Written request: Pick out all lines with the word "text" from the records that follow.

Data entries
-- START --
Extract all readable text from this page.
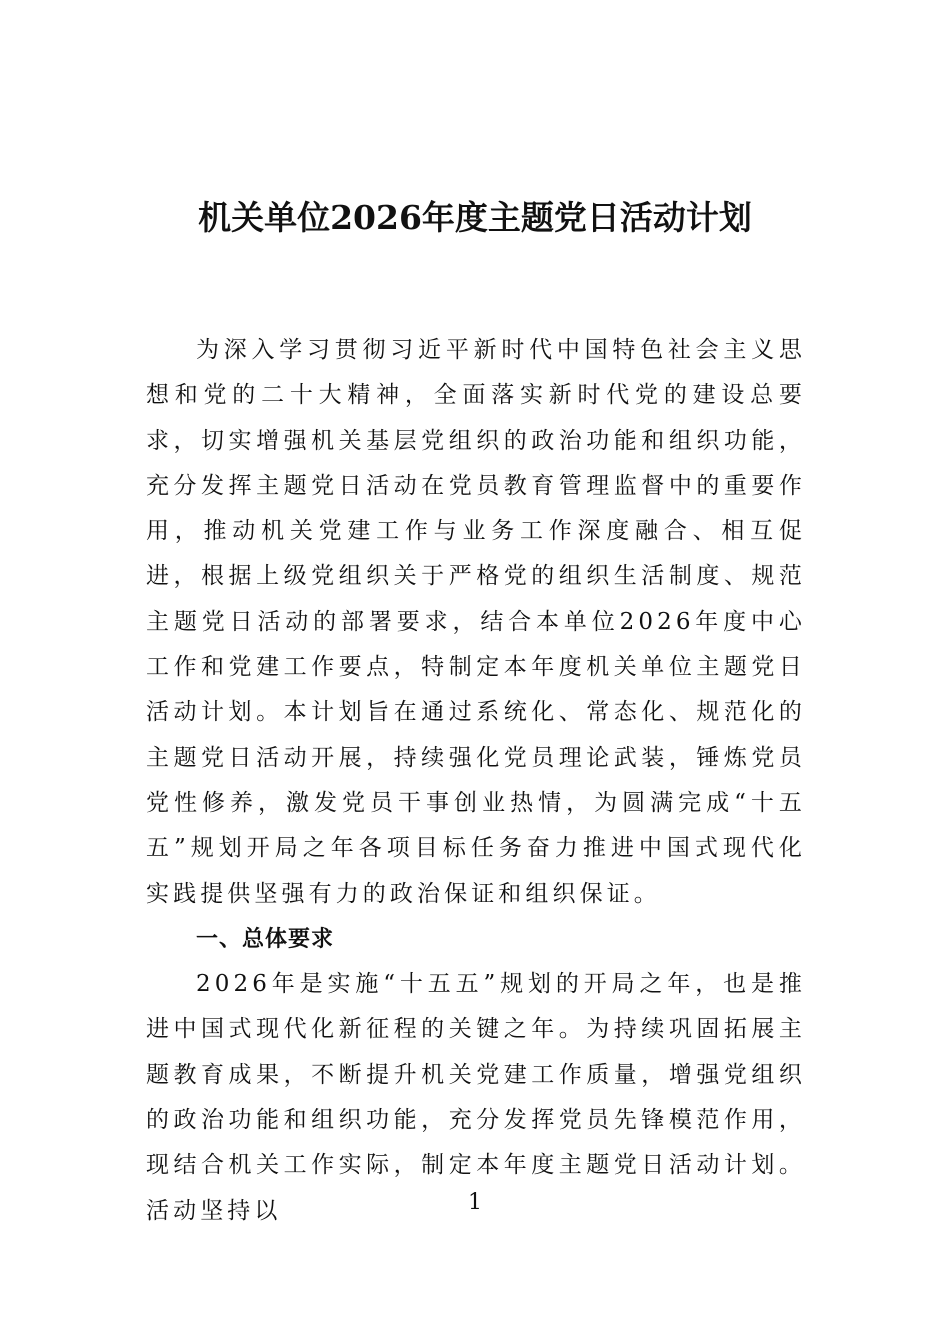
机关单位2026年度主题党日活动计划

为深入学习贯彻习近平新时代中国特色社会主义思想和党的二十大精神，全面落实新时代党的建设总要求，切实增强机关基层党组织的政治功能和组织功能，充分发挥主题党日活动在党员教育管理监督中的重要作用，推动机关党建工作与业务工作深度融合、相互促进，根据上级党组织关于严格党的组织生活制度、规范主题党日活动的部署要求，结合本单位2026年度中心工作和党建工作要点，特制定本年度机关单位主题党日活动计划。本计划旨在通过系统化、常态化、规范化的主题党日活动开展，持续强化党员理论武装，锤炼党员党性修养，激发党员干事创业热情，为圆满完成“十五五”规划开局之年各项目标任务奋力推进中国式现代化实践提供坚强有力的政治保证和组织保证。

一、总体要求

2026年是实施“十五五”规划的开局之年，也是推进中国式现代化新征程的关键之年。为持续巩固拓展主题教育成果，不断提升机关党建工作质量，增强党组织的政治功能和组织功能，充分发挥党员先锋模范作用，现结合机关工作实际，制定本年度主题党日活动计划。活动坚持以	1
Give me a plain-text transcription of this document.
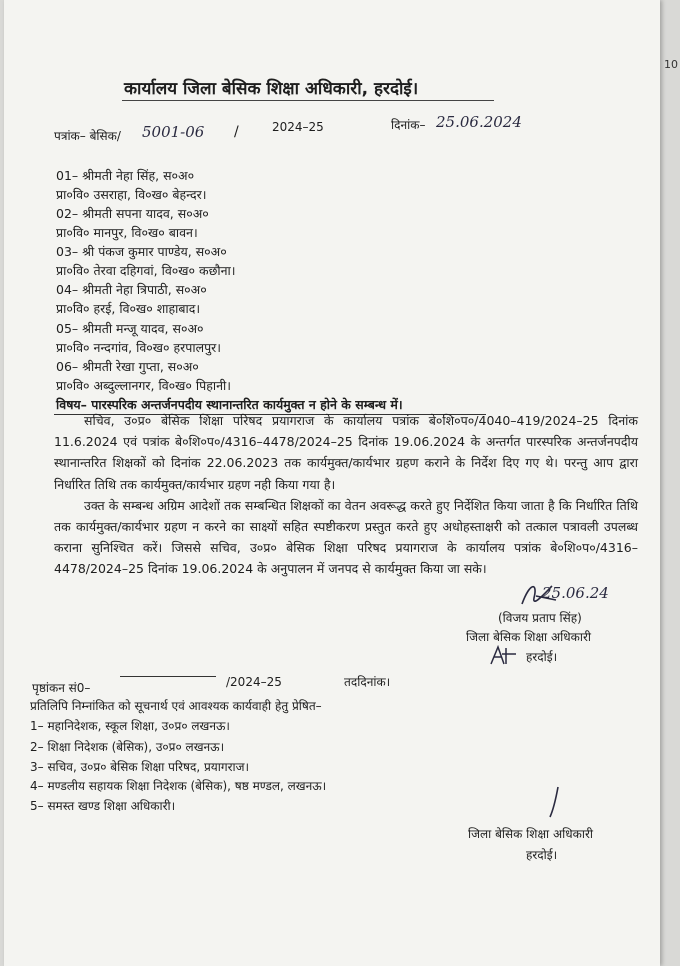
कार्यालय जिला बेसिक शिक्षा अधिकारी, हरदोई।
पत्रांक– बेसिक/ 5001-06 /	2024–25	दिनांक– 25.06.2024
01– श्रीमती नेहा सिंह, स०अ०
प्रा०वि० उसराहा, वि०ख० बेहन्दर।
02– श्रीमती सपना यादव, स०अ०
प्रा०वि० मानपुर, वि०ख० बावन।
03– श्री पंकज कुमार पाण्डेय, स०अ०
प्रा०वि० तेरवा दहिगवां, वि०ख० कछौना।
04– श्रीमती नेहा त्रिपाठी, स०अ०
प्रा०वि० हरई, वि०ख० शाहाबाद।
05– श्रीमती मन्जू यादव, स०अ०
प्रा०वि० नन्दगांव, वि०ख० हरपालपुर।
06– श्रीमती रेखा गुप्ता, स०अ०
प्रा०वि० अब्दुल्लानगर, वि०ख० पिहानी।
विषय– पारस्परिक अन्तर्जनपदीय स्थानान्तरित कार्यमुक्त न होने के सम्बन्ध में।

सचिव, उ०प्र० बेसिक शिक्षा परिषद प्रयागराज के कार्यालय पत्रांक बे०शि०प०/4040–419/2024–25 दिनांक 11.6.2024 एवं पत्रांक बे०शि०प०/4316–4478/2024–25 दिनांक 19.06.2024 के अन्तर्गत पारस्परिक अन्तर्जनपदीय स्थानान्तरित शिक्षकों को दिनांक 22.06.2023 तक कार्यमुक्त/कार्यभार ग्रहण कराने के निर्देश दिए गए थे। परन्तु आप द्वारा निर्धारित तिथि तक कार्यमुक्त/कार्यभार ग्रहण नही किया गया है।

उक्त के सम्बन्ध अग्रिम आदेशों तक सम्बन्धित शिक्षकों का वेतन अवरूद्ध करते हुए निर्देशित किया जाता है कि निर्धारित तिथि तक कार्यमुक्त/कार्यभार ग्रहण न करने का साक्ष्यों सहित स्पष्टीकरण प्रस्तुत करते हुए अधोहस्ताक्षरी को तत्काल पत्रावली उपलब्ध कराना सुनिश्चित करें। जिससे सचिव, उ०प्र० बेसिक शिक्षा परिषद प्रयागराज के कार्यालय पत्रांक बे०शि०प०/4316–4478/2024–25 दिनांक 19.06.2024 के अनुपालन में जनपद से कार्यमुक्त किया जा सके।

25.06.24
(विजय प्रताप सिंह)
जिला बेसिक शिक्षा अधिकारी
हरदोई।
पृष्ठांकन सं0–	/2024–25	तददिनांक।
प्रतिलिपि निम्नांकित को सूचनार्थ एवं आवश्यक कार्यवाही हेतु प्रेषित–
1– महानिदेशक, स्कूल शिक्षा, उ०प्र० लखनऊ।
2– शिक्षा निदेशक (बेसिक), उ०प्र० लखनऊ।
3– सचिव, उ०प्र० बेसिक शिक्षा परिषद, प्रयागराज।
4– मण्डलीय सहायक शिक्षा निदेशक (बेसिक), षष्ठ मण्डल, लखनऊ।
5– समस्त खण्ड शिक्षा अधिकारी।
जिला बेसिक शिक्षा अधिकारी
हरदोई।
10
-- END --
Output of the task:
Extract all readable text from this page.
Give me a plain-text transcription of this document.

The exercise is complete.